What is being asked — Gather every line from the entries below that includes "ylabel".

Stored rows —
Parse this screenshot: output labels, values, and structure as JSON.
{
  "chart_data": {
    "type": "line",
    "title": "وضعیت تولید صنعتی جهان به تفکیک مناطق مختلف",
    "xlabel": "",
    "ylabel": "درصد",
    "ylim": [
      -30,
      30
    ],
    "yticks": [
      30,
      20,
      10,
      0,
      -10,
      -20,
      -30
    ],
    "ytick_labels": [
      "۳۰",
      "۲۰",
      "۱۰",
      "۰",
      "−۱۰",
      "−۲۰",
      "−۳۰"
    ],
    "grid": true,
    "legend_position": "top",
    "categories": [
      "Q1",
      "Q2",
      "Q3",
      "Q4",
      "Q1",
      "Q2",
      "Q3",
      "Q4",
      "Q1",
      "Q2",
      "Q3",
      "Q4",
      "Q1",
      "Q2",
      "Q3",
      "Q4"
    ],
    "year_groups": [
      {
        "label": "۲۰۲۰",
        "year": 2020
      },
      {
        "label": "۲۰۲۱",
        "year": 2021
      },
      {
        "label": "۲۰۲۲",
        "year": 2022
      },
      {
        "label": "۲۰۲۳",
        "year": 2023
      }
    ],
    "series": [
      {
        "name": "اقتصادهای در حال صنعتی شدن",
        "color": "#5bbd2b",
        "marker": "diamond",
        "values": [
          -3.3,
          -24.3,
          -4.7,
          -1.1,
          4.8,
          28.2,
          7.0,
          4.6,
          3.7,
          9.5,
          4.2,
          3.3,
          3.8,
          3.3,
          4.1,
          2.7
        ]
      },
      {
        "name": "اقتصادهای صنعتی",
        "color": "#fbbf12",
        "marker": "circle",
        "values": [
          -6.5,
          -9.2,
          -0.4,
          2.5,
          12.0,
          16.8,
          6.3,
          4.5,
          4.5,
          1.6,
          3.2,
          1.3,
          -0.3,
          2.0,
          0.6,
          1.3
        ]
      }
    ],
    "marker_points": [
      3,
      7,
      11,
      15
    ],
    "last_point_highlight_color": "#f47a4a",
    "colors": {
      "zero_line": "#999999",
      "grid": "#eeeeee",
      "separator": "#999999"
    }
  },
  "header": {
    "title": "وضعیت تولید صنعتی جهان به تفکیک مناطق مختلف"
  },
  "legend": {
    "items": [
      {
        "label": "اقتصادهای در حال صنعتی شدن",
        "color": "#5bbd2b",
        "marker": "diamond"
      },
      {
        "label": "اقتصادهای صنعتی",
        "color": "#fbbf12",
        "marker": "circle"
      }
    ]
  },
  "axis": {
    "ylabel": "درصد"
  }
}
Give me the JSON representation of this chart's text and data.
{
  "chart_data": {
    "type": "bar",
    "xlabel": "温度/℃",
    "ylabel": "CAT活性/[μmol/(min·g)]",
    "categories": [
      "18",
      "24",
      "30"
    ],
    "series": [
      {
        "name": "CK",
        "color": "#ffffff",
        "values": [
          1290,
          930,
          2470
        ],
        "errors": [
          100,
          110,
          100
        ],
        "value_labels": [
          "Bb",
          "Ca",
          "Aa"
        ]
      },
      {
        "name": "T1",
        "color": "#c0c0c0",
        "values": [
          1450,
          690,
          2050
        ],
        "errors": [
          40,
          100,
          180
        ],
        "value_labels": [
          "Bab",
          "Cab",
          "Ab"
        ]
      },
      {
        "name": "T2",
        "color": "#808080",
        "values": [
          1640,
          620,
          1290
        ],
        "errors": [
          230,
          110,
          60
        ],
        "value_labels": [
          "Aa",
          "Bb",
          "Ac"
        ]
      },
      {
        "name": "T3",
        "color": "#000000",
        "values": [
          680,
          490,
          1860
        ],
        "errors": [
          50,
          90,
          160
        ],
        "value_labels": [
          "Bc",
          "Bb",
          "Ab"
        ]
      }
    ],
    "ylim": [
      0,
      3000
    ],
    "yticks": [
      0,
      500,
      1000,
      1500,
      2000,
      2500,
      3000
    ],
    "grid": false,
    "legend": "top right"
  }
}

Reply to the task —
    "ylabel": "درصد",
    "ylabel": "درصد"
    "ylabel": "CAT活性/[μmol/(min·g)]",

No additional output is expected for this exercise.